_Task data_.
###
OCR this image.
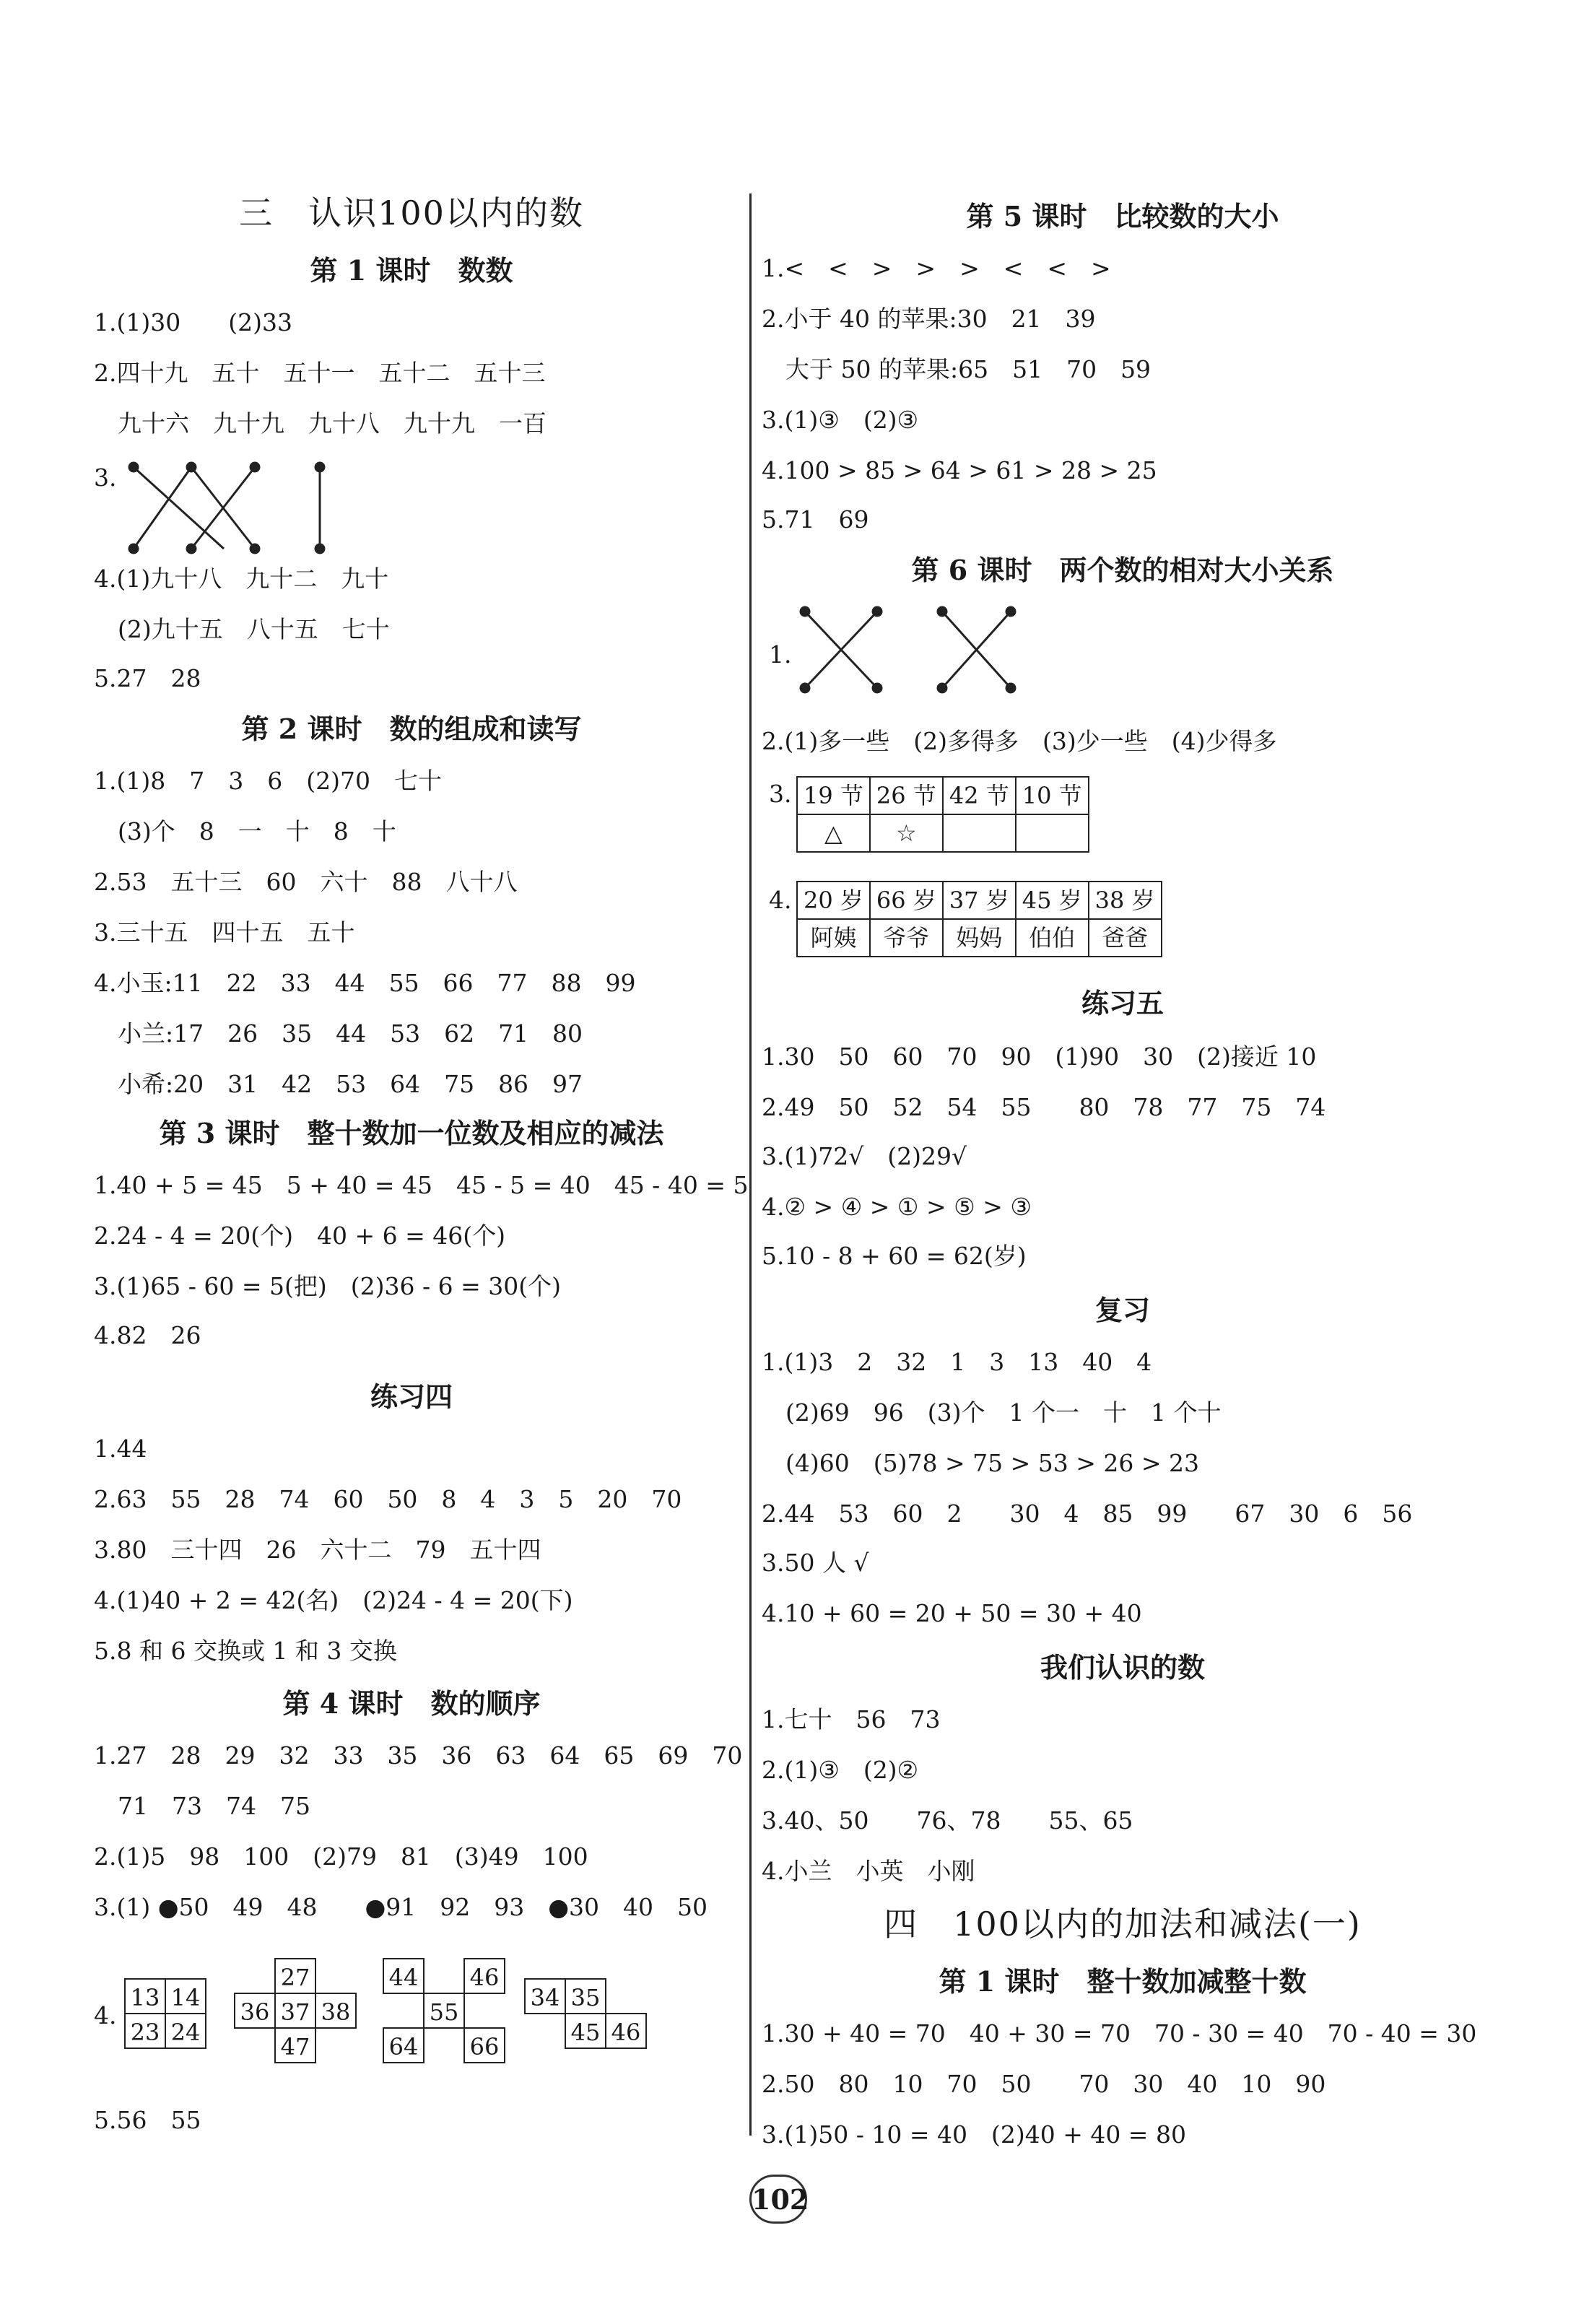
三　认识100以内的数
第 1 课时　数数
1.(1)30　　(2)33
2.四十九　五十　五十一　五十二　五十三
　九十六　九十九　九十八　九十九　一百
3.
4.(1)九十八　九十二　九十
　(2)九十五　八十五　七十
5.27　28
第 2 课时　数的组成和读写
1.(1)8　7　3　6　(2)70　七十
　(3)个　8　一　十　8　十
2.53　五十三　60　六十　88　八十八
3.三十五　四十五　五十
4.小玉:11　22　33　44　55　66　77　88　99
　小兰:17　26　35　44　53　62　71　80
　小希:20　31　42　53　64　75　86　97
第 3 课时　整十数加一位数及相应的减法
1.40 + 5 = 45　5 + 40 = 45　45 - 5 = 40　45 - 40 = 5
2.24 - 4 = 20(个)　40 + 6 = 46(个)
3.(1)65 - 60 = 5(把)　(2)36 - 6 = 30(个)
4.82　26
练习四
1.44
2.63　55　28　74　60　50　8　4　3　5　20　70
3.80　三十四　26　六十二　79　五十四
4.(1)40 + 2 = 42(名)　(2)24 - 4 = 20(下)
5.8 和 6 交换或 1 和 3 交换
第 4 课时　数的顺序
1.27　28　29　32　33　35　36　63　64　65　69　70
　71　73　74　75
2.(1)5　98　100　(2)79　81　(3)49　100
3.(1) ●50　49　48　　●91　92　93　●30　40　50
4.
13 14
23 24
27
36 37 38
47
44 46
55
64 66
34 35
45 46
5.56　55
第 5 课时　比较数的大小
1.<　<　>　>　>　<　<　>
2.小于 40 的苹果:30　21　39
　大于 50 的苹果:65　51　70　59
3.(1)③　(2)③
4.100 > 85 > 64 > 61 > 28 > 25
5.71　69
第 6 课时　两个数的相对大小关系
1.
2.(1)多一些　(2)多得多　(3)少一些　(4)少得多
3. 19 节	26 节	42 节	10 节
△	☆		
4. 20 岁	66 岁	37 岁	45 岁	38 岁
阿姨	爷爷	妈妈	伯伯	爸爸
练习五
1.30　50　60　70　90　(1)90　30　(2)接近 10
2.49　50　52　54　55　　80　78　77　75　74
3.(1)72√　(2)29√
4.② > ④ > ① > ⑤ > ③
5.10 - 8 + 60 = 62(岁)
复习
1.(1)3　2　32　1　3　13　40　4
　(2)69　96　(3)个　1 个一　十　1 个十
　(4)60　(5)78 > 75 > 53 > 26 > 23
2.44　53　60　2　　30　4　85　99　　67　30　6　56
3.50 人 √
4.10 + 60 = 20 + 50 = 30 + 40
我们认识的数
1.七十　56　73
2.(1)③　(2)②
3.40、50　　76、78　　55、65
4.小兰　小英　小刚
四　100以内的加法和减法(一)
第 1 课时　整十数加减整十数
1.30 + 40 = 70　40 + 30 = 70　70 - 30 = 40　70 - 40 = 30
2.50　80　10　70　50　　70　30　40　10　90
3.(1)50 - 10 = 40　(2)40 + 40 = 80
102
###
_Exercise brief_. Word for word, quote the lines above. Omit the pictures.

_Full answer_.
OCR this image.
三　认识100以内的数
第 1 课时　数数
1.(1)30　　(2)33
2.四十九　五十　五十一　五十二　五十三
　九十六　九十九　九十八　九十九　一百
3.
4.(1)九十八　九十二　九十
　(2)九十五　八十五　七十
5.27　28
第 2 课时　数的组成和读写
1.(1)8　7　3　6　(2)70　七十
　(3)个　8　一　十　8　十
2.53　五十三　60　六十　88　八十八
3.三十五　四十五　五十
4.小玉:11　22　33　44　55　66　77　88　99
　小兰:17　26　35　44　53　62　71　80
　小希:20　31　42　53　64　75　86　97
第 3 课时　整十数加一位数及相应的减法
1.40 + 5 = 45　5 + 40 = 45　45 - 5 = 40　45 - 40 = 5
2.24 - 4 = 20(个)　40 + 6 = 46(个)
3.(1)65 - 60 = 5(把)　(2)36 - 6 = 30(个)
4.82　26
练习四
1.44
2.63　55　28　74　60　50　8　4　3　5　20　70
3.80　三十四　26　六十二　79　五十四
4.(1)40 + 2 = 42(名)　(2)24 - 4 = 20(下)
5.8 和 6 交换或 1 和 3 交换
第 4 课时　数的顺序
1.27　28　29　32　33　35　36　63　64　65　69　70
　71　73　74　75
2.(1)5　98　100　(2)79　81　(3)49　100
3.(1) ●50　49　48　　●91　92　93　●30　40　50
4.
13 14
23 24
27
36 37 38
47
44 46
55
64 66
34 35
45 46
5.56　55
第 5 课时　比较数的大小
1.<　<　>　>　>　<　<　>
2.小于 40 的苹果:30　21　39
　大于 50 的苹果:65　51　70　59
3.(1)③　(2)③
4.100 > 85 > 64 > 61 > 28 > 25
5.71　69
第 6 课时　两个数的相对大小关系
1.
2.(1)多一些　(2)多得多　(3)少一些　(4)少得多
3. 19 节	26 节	42 节	10 节
△	☆		
4. 20 岁	66 岁	37 岁	45 岁	38 岁
阿姨	爷爷	妈妈	伯伯	爸爸
练习五
1.30　50　60　70　90　(1)90　30　(2)接近 10
2.49　50　52　54　55　　80　78　77　75　74
3.(1)72√　(2)29√
4.② > ④ > ① > ⑤ > ③
5.10 - 8 + 60 = 62(岁)
复习
1.(1)3　2　32　1　3　13　40　4
　(2)69　96　(3)个　1 个一　十　1 个十
　(4)60　(5)78 > 75 > 53 > 26 > 23
2.44　53　60　2　　30　4　85　99　　67　30　6　56
3.50 人 √
4.10 + 60 = 20 + 50 = 30 + 40
我们认识的数
1.七十　56　73
2.(1)③　(2)②
3.40、50　　76、78　　55、65
4.小兰　小英　小刚
四　100以内的加法和减法(一)
第 1 课时　整十数加减整十数
1.30 + 40 = 70　40 + 30 = 70　70 - 30 = 40　70 - 40 = 30
2.50　80　10　70　50　　70　30　40　10　90
3.(1)50 - 10 = 40　(2)40 + 40 = 80
102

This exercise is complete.